» Instructions to follow
Count how many lines have the word "this" in them. Reply with that number by itself.

## Start Supplied data

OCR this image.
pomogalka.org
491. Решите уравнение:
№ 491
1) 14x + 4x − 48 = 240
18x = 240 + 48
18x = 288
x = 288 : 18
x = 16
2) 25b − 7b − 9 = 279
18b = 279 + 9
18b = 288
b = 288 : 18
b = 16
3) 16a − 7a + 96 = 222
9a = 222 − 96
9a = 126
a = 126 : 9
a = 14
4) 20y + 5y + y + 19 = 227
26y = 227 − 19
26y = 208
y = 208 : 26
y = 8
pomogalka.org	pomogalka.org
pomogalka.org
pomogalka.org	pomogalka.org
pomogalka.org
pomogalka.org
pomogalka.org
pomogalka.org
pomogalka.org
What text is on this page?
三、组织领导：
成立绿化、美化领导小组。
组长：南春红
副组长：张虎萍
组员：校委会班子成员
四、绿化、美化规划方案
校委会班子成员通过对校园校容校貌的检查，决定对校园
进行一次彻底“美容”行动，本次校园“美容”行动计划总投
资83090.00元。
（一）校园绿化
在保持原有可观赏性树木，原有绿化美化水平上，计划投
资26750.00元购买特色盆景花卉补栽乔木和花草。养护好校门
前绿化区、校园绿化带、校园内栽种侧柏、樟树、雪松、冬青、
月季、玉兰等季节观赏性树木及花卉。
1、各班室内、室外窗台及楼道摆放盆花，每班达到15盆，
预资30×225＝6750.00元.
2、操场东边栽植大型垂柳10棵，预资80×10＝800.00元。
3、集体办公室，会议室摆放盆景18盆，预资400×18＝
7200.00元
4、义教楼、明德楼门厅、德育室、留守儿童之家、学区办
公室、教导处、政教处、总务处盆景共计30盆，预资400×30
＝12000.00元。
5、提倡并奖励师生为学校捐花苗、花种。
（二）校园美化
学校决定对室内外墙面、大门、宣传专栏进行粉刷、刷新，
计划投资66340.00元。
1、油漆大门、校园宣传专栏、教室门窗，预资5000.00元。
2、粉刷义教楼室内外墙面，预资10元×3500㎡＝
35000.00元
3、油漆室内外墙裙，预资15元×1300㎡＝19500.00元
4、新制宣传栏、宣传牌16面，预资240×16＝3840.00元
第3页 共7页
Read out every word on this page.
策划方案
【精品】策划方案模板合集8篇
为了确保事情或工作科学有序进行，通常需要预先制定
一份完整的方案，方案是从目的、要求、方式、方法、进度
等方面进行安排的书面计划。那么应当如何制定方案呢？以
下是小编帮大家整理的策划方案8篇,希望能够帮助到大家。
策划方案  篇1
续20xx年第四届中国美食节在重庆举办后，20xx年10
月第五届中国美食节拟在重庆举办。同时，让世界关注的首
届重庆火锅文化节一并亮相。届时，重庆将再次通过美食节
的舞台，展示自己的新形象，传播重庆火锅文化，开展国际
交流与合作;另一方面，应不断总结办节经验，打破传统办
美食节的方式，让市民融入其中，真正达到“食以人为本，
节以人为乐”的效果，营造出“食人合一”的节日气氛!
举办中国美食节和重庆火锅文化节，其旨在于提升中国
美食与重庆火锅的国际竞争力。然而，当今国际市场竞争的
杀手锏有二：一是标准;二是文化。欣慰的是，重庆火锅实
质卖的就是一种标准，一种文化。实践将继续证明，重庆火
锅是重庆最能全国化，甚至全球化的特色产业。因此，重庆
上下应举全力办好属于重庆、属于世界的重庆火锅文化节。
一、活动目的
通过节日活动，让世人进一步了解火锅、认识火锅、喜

## End Supplied data

» Solved problem
3